GIVEN REQUEST ▸
Read the data and repeat all of it exactly.

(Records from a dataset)
____________

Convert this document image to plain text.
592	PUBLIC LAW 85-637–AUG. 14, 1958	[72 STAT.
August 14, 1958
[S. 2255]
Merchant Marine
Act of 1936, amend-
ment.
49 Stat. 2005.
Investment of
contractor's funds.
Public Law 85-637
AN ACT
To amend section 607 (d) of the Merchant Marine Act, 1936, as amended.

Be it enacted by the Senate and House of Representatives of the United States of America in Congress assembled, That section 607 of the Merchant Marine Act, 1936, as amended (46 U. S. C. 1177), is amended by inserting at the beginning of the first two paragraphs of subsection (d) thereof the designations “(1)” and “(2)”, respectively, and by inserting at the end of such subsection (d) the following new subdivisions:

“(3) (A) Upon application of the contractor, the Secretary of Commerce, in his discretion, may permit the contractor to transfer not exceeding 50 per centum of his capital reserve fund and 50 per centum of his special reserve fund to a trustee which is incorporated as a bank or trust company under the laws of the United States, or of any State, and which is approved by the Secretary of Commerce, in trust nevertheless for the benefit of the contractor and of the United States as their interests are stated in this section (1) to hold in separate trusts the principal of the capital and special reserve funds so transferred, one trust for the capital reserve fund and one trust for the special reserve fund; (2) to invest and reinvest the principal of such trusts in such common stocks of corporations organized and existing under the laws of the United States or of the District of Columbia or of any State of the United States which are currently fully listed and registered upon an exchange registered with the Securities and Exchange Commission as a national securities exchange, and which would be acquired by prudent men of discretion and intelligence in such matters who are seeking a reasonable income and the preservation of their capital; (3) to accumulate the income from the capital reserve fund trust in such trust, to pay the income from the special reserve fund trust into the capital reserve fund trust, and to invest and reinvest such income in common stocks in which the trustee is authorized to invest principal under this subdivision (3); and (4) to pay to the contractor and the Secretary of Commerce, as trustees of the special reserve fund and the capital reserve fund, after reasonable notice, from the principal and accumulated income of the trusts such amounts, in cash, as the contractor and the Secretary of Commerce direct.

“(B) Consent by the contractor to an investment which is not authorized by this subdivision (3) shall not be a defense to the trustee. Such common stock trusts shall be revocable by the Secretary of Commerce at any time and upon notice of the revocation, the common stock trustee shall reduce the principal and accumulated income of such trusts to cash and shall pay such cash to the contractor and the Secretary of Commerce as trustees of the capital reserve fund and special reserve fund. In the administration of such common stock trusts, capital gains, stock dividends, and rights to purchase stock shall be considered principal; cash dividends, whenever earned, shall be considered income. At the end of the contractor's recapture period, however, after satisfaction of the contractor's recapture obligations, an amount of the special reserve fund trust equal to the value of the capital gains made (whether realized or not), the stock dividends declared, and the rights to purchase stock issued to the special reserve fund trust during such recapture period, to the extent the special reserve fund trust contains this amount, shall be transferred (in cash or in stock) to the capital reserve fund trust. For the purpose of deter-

____________

IN RESPONSE ▸
Convert this document image to plain text.
592	PUBLIC LAW 85-637–AUG. 14, 1958	[72 STAT.
August 14, 1958
[S. 2255]
Merchant Marine
Act of 1936, amend-
ment.
49 Stat. 2005.
Investment of
contractor's funds.
Public Law 85-637
AN ACT
To amend section 607 (d) of the Merchant Marine Act, 1936, as amended.

Be it enacted by the Senate and House of Representatives of the United States of America in Congress assembled, That section 607 of the Merchant Marine Act, 1936, as amended (46 U. S. C. 1177), is amended by inserting at the beginning of the first two paragraphs of subsection (d) thereof the designations “(1)” and “(2)”, respectively, and by inserting at the end of such subsection (d) the following new subdivisions:

“(3) (A) Upon application of the contractor, the Secretary of Commerce, in his discretion, may permit the contractor to transfer not exceeding 50 per centum of his capital reserve fund and 50 per centum of his special reserve fund to a trustee which is incorporated as a bank or trust company under the laws of the United States, or of any State, and which is approved by the Secretary of Commerce, in trust nevertheless for the benefit of the contractor and of the United States as their interests are stated in this section (1) to hold in separate trusts the principal of the capital and special reserve funds so transferred, one trust for the capital reserve fund and one trust for the special reserve fund; (2) to invest and reinvest the principal of such trusts in such common stocks of corporations organized and existing under the laws of the United States or of the District of Columbia or of any State of the United States which are currently fully listed and registered upon an exchange registered with the Securities and Exchange Commission as a national securities exchange, and which would be acquired by prudent men of discretion and intelligence in such matters who are seeking a reasonable income and the preservation of their capital; (3) to accumulate the income from the capital reserve fund trust in such trust, to pay the income from the special reserve fund trust into the capital reserve fund trust, and to invest and reinvest such income in common stocks in which the trustee is authorized to invest principal under this subdivision (3); and (4) to pay to the contractor and the Secretary of Commerce, as trustees of the special reserve fund and the capital reserve fund, after reasonable notice, from the principal and accumulated income of the trusts such amounts, in cash, as the contractor and the Secretary of Commerce direct.

“(B) Consent by the contractor to an investment which is not authorized by this subdivision (3) shall not be a defense to the trustee. Such common stock trusts shall be revocable by the Secretary of Commerce at any time and upon notice of the revocation, the common stock trustee shall reduce the principal and accumulated income of such trusts to cash and shall pay such cash to the contractor and the Secretary of Commerce as trustees of the capital reserve fund and special reserve fund. In the administration of such common stock trusts, capital gains, stock dividends, and rights to purchase stock shall be considered principal; cash dividends, whenever earned, shall be considered income. At the end of the contractor's recapture period, however, after satisfaction of the contractor's recapture obligations, an amount of the special reserve fund trust equal to the value of the capital gains made (whether realized or not), the stock dividends declared, and the rights to purchase stock issued to the special reserve fund trust during such recapture period, to the extent the special reserve fund trust contains this amount, shall be transferred (in cash or in stock) to the capital reserve fund trust. For the purpose of deter-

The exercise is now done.